Exercise → Copy each line in the data that includes the word "document".

[Dataset items]
********

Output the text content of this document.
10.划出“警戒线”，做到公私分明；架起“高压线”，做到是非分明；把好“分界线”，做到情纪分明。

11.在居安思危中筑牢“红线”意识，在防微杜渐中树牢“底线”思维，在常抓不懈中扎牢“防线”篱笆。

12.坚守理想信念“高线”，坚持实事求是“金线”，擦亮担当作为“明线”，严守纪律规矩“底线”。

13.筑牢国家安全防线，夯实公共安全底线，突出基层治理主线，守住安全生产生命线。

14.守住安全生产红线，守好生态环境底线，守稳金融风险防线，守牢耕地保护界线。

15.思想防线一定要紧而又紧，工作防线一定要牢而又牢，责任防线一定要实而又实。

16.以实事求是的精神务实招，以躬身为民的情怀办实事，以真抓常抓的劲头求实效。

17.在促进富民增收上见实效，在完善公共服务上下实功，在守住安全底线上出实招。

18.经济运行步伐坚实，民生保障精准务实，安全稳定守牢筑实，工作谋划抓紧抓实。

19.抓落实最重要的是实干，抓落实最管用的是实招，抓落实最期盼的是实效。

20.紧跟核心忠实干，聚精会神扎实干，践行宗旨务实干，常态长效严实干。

********

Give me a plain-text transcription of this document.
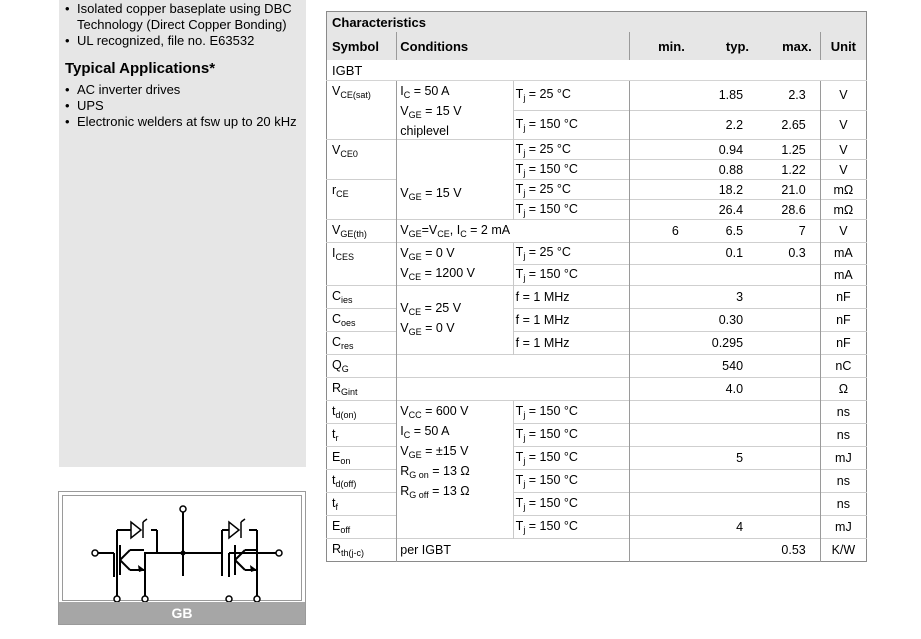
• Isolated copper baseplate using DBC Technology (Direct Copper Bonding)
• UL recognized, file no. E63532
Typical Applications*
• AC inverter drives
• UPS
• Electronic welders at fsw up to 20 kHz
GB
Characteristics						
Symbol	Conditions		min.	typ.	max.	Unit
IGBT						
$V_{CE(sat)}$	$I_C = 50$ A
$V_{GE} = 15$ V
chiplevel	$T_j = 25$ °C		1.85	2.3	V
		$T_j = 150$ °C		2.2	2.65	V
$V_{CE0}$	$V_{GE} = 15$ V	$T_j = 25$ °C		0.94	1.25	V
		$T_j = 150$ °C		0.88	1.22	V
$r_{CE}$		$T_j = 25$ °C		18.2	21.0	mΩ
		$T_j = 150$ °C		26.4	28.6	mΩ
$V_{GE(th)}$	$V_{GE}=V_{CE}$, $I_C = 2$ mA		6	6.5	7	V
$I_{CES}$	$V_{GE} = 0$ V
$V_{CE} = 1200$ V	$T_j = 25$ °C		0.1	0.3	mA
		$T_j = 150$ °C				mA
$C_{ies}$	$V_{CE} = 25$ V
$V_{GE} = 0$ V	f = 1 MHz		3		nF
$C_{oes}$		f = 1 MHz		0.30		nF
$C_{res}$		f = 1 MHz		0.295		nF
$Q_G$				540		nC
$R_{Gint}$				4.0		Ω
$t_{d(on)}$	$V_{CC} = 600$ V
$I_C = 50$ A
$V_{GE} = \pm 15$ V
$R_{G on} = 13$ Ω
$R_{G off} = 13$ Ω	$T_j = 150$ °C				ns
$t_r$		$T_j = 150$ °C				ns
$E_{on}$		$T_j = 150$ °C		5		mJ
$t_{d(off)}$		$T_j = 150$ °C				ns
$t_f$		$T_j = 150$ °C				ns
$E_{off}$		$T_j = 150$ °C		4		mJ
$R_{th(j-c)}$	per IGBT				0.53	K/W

********

Result of this exercise →
Output the text content of this document.
Give me a plain-text transcription of this document.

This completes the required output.